### [Aufgabenstellung]
a – Die Andacht zu Lukas 23,48 fordert dazu auf, bestimmten Eigenschaften heute Abschied zu geben. Zähle alle diese Eigenschaften auf.
b – Schreibe aus der Andacht zu Lukas 23,48 den Abschnitt wortgetreu ab, der mit „Lukas 23,48“ beginnt und sich bis einschließlich „sie an ihre Brust und wandten wieder um.“ erstreckt.

Lukas 23,48
Andachten
Und Jesus neigte das Haupt, und verschied. Und alles Volk, das dabei war, da sie sahen, was da geschah, schlugen sie an ihre Brust und wandten wieder um.
Schlag an deine Brust und kehre wieder um. Wenn du an diesem Tage nicht umkehrst, dann an keinem. Die Karfreitage stehen als Wendepunkte in unsrem Leben. Wie verstockt auch ein Herz sein mag, am Karfreitag, unter dem Kreuz wird es anderen Sinnes. Oder nirgends. Das Kreuz des sterbenden Erlösers, das ist die stärkste, aber auch letzte Waffe der ewigen Liebe, das Menschenherz zu bekehren. Gott hat nichts Größeres. So schlag heute an deine Brust und kehre wieder um. Sieh, da Jesus stirbt, da erbebte die Erde und die Felsen zerrissen. So sollst du Menschenherz erbeben in Reue und Schrecken, so sollst du steinern Herz zerbrechen in Buße und Dank, auf Golgatha unter dem Kreuze, heute. Sieh das Volk von Jerusalem, trotz seiner Verstockung, da sie den Heiland sterben sehen, da heißt es: Sie schlugen an ihre Brust und wandten wieder um. Willst du denn härter sein als sie? O wenn das Sterben des Erlösers dich nicht zur Buße leitet, wenn diese höchste Offenbarung von Barmherzigkeit und Heiligkeit dich nicht zur Umkehr bringt, was sonst soll dann dein Herz erweichen? So schlage heute an deine Brust und kehre wieder um! Brich heute mit Deiner Sünde, die ihn so leiden gemacht, wie sie auch bei dir heiße. Sieh, wie er für dich, um deinetwillen blutend, dürstend, gemartert am Kreuze hängt; so gib Abschied heute deiner Eitelkeit und Gefallsucht, deiner Üppigkeit und Genusssucht. Geh vom Kreuze heute hin und versöhne dich mit deinem Bruder, weil Karfreitag ist. Und gib dich Jesu zu eigen mit einer Liebe bis in den Tod. Ja, Herr Jesu, du mein Erlöser, zieh mich heute hinein in die Gemeinschaft deines heiligen Leidens und Sterbens, dass ich mit dir sterbe der Sünde und lebe der Gerechtigkeit. Lass mich heut unter deinem Kreuze Gnade bei Gott finden, und wenn ich einst sterbe, dann schenke mir ein seliges Sterben durch deinen Tod. Amen. (Adolf Clemen)

### [Rohdaten]
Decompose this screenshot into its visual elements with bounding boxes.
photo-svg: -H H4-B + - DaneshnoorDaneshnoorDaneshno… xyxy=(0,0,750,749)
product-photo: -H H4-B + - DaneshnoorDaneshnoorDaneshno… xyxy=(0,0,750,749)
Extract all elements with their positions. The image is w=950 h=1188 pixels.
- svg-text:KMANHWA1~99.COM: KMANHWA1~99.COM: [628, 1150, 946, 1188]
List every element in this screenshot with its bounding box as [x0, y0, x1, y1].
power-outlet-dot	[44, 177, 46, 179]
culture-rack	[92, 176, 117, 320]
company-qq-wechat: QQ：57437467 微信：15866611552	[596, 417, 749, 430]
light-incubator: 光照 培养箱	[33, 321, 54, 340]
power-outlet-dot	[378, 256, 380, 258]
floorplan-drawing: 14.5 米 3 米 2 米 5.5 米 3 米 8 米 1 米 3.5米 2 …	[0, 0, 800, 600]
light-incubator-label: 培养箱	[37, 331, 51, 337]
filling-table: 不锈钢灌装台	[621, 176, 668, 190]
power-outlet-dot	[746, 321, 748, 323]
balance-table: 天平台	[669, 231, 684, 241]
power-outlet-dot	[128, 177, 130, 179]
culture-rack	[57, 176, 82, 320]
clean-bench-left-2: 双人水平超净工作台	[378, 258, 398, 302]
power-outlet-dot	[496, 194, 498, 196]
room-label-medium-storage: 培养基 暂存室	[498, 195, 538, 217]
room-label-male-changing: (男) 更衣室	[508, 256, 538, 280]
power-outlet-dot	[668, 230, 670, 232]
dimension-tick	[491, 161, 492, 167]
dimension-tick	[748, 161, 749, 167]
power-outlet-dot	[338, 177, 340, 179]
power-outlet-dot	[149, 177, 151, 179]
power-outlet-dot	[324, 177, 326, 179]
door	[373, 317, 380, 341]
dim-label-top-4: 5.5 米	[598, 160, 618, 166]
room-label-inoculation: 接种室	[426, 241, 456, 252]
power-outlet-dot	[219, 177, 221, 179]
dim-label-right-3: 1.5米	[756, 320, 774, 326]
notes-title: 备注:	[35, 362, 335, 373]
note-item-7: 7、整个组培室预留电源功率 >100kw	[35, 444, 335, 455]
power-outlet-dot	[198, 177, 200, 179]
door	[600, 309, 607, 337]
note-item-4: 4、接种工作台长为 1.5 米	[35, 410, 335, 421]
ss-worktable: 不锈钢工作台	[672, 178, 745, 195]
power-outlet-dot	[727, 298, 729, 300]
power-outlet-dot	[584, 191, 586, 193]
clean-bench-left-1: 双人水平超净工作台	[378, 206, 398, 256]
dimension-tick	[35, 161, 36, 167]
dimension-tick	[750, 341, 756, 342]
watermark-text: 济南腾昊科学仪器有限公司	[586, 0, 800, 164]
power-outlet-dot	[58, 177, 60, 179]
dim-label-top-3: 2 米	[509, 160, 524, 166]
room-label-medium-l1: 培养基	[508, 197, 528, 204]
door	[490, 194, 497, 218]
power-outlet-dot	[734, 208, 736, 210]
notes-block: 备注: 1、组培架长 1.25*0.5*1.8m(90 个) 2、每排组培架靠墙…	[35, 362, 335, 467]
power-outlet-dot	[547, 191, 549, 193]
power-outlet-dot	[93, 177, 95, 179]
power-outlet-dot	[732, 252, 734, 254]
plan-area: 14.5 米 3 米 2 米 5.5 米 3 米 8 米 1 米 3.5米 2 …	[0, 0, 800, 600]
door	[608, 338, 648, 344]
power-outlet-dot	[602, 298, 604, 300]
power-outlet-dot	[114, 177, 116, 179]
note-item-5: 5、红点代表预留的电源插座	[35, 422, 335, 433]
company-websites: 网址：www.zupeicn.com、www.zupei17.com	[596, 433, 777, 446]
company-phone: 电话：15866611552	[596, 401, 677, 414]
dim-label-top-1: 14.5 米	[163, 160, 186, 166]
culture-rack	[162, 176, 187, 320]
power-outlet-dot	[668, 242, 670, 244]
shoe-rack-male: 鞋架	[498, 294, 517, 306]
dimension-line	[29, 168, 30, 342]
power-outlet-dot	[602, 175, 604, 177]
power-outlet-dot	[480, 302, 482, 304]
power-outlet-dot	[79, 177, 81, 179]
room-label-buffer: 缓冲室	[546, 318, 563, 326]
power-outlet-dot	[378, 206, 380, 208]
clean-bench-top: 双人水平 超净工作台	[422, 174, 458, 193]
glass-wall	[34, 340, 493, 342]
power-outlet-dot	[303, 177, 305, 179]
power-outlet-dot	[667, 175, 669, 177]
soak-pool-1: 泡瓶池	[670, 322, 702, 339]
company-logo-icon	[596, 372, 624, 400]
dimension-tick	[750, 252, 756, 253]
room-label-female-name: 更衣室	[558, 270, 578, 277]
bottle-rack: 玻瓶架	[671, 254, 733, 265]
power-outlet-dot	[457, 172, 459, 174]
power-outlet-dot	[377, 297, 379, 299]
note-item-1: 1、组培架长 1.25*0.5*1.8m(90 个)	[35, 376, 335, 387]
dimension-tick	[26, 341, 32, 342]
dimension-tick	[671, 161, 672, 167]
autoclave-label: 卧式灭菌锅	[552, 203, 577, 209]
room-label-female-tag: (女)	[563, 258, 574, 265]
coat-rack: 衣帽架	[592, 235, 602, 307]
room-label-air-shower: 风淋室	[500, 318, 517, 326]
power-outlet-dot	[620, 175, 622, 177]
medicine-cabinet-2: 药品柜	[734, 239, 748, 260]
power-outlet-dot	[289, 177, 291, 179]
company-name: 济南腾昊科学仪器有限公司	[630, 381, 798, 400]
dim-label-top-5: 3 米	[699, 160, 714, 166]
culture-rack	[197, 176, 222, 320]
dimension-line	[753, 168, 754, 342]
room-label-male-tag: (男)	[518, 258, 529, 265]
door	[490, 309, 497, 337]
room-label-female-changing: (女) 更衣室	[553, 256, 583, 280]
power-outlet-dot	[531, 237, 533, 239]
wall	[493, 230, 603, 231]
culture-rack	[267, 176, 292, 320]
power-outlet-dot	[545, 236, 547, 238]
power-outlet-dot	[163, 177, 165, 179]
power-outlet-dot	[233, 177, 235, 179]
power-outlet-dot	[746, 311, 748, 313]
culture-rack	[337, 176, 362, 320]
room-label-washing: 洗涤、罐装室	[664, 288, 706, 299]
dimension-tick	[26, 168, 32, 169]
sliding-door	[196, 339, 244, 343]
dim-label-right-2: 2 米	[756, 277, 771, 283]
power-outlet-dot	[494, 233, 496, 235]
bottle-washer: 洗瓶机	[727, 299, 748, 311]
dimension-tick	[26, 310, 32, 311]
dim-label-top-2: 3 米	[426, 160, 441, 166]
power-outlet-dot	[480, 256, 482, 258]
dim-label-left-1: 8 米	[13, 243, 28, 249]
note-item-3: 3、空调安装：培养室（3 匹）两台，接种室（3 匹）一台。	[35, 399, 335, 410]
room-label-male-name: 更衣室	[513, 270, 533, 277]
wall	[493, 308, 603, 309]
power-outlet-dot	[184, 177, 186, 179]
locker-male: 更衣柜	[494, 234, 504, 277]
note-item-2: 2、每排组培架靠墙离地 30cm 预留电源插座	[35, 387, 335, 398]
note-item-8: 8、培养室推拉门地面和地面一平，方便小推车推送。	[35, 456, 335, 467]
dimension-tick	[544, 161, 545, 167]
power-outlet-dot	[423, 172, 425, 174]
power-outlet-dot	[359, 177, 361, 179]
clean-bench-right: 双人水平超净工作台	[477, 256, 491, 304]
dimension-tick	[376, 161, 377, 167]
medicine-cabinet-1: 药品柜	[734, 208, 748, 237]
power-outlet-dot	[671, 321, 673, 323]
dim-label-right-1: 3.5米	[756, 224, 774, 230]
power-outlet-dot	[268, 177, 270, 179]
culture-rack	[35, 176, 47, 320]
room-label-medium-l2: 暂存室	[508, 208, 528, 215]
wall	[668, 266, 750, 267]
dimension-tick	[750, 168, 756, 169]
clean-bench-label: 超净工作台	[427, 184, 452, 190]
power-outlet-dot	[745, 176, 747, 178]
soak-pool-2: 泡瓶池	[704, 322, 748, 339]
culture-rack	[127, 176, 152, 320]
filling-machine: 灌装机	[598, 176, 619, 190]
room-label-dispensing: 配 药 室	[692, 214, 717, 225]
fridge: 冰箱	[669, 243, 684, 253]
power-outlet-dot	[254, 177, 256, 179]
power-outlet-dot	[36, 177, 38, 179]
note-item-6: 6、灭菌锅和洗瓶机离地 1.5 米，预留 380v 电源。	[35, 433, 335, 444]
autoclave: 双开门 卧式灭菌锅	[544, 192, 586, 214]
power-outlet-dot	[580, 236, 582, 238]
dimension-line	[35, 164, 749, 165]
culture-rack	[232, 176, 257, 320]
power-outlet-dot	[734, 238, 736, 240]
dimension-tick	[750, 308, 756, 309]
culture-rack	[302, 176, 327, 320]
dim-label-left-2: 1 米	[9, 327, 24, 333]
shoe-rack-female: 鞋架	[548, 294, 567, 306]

### [Antworten je Aufgabe]
a – Eitelkeit, Gefallsucht, Üppigkeit, Genusssucht

b –
Lukas 23,48
Andachten
Und Jesus neigte das Haupt, und verschied. Und alles Volk, das dabei war, da sie sahen, was da geschah, schlugen sie an ihre Brust und wandten wieder um.